Items from a figure collection =>
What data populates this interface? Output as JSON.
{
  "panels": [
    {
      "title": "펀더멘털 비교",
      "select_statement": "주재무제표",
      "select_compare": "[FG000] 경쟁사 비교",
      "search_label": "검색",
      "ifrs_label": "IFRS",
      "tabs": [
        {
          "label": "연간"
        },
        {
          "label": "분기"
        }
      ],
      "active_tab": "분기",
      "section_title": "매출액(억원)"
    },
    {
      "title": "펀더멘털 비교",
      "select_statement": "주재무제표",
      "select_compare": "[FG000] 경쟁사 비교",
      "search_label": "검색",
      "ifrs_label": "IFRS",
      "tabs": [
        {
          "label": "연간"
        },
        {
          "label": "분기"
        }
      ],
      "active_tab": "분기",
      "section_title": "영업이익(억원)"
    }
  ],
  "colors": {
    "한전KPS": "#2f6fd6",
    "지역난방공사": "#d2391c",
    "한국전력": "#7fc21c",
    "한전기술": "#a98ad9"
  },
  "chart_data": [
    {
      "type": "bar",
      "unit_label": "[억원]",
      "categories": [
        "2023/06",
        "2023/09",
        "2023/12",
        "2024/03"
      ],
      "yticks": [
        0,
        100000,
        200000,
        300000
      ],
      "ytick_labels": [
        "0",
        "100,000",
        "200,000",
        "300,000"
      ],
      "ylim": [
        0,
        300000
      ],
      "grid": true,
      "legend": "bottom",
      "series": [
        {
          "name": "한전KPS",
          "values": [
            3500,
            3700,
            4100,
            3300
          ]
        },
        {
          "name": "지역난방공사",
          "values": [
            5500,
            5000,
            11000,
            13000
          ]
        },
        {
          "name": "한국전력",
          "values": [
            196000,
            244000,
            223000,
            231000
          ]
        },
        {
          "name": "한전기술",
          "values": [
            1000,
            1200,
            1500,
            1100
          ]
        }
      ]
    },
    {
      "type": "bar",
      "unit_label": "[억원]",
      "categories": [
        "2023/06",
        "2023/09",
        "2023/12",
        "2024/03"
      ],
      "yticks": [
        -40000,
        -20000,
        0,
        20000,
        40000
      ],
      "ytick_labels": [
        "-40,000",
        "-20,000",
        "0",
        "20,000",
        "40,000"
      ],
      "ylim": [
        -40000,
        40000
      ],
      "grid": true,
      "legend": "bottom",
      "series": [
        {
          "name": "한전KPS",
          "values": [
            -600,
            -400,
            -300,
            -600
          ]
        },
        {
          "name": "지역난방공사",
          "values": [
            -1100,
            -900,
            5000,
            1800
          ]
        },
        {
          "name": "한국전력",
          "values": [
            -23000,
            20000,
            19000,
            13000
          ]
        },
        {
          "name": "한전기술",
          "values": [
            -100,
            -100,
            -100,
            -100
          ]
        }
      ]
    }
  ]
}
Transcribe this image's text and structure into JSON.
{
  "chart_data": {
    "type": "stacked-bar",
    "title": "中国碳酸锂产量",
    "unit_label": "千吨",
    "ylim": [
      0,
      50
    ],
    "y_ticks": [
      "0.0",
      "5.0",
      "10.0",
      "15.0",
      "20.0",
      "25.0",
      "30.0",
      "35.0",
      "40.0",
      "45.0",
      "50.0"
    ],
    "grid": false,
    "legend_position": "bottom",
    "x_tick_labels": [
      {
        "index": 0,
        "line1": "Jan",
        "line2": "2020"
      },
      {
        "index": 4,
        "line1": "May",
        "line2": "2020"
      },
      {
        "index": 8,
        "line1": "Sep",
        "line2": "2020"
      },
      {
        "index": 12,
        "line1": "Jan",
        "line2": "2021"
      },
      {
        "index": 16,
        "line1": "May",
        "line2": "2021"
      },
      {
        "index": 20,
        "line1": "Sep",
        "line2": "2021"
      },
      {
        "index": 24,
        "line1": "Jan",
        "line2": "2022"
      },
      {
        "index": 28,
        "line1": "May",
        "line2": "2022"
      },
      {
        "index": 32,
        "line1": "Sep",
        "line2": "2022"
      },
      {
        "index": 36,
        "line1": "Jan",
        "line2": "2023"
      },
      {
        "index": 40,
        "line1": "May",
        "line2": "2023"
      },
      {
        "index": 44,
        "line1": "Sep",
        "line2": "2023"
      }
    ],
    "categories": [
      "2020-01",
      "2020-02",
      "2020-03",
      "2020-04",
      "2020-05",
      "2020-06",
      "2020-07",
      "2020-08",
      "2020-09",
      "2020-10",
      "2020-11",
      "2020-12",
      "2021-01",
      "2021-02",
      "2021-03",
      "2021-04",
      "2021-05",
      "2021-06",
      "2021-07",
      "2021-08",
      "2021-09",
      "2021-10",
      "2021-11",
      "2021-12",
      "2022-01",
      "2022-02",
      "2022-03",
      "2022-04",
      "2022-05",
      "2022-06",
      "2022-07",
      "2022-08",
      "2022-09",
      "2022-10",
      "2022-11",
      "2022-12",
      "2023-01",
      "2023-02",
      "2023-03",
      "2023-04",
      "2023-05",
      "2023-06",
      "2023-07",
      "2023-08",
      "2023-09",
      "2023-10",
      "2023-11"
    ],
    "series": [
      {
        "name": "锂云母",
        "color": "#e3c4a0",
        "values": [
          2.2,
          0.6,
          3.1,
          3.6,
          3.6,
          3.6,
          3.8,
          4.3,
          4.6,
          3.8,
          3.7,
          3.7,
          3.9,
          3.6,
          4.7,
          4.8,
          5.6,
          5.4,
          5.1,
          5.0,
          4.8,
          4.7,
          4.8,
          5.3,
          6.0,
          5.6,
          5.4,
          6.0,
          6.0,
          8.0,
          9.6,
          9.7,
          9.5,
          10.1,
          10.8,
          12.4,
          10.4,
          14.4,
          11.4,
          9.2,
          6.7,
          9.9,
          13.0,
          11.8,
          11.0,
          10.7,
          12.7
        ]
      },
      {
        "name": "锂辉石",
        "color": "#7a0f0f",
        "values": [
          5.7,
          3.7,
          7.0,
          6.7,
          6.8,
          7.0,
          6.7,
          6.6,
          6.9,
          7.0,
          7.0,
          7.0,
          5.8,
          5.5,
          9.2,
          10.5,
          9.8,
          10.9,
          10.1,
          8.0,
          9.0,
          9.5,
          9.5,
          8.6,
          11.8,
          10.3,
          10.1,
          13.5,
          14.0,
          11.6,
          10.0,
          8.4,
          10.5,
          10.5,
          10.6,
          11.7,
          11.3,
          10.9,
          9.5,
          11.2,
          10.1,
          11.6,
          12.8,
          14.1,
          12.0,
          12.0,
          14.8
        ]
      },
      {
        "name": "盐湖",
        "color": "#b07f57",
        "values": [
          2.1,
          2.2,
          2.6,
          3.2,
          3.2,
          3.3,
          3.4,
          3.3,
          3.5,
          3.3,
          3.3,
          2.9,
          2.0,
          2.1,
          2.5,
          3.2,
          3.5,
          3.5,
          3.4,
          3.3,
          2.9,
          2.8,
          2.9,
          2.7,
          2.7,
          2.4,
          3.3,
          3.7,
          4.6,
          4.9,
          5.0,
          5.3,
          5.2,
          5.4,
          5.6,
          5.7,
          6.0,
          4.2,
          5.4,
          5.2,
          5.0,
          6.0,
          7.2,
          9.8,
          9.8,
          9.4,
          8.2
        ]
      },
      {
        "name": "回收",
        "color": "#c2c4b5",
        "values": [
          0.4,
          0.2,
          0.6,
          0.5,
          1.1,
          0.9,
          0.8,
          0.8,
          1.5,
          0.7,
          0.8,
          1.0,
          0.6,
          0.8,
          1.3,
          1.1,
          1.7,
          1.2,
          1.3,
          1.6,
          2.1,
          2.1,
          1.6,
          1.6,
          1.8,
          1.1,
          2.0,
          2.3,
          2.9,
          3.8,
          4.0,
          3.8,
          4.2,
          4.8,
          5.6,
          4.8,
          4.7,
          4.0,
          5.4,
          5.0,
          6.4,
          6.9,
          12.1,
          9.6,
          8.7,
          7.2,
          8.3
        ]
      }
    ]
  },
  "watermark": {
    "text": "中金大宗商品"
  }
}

DIRECTIVE => Pull out all lines in the data above that include "index".

SOLUTION TO THIS PROBLEM =>
        "index": 0,
        "index": 4,
        "index": 8,
        "index": 12,
        "index": 16,
        "index": 20,
        "index": 24,
        "index": 28,
        "index": 32,
        "index": 36,
        "index": 40,
        "index": 44,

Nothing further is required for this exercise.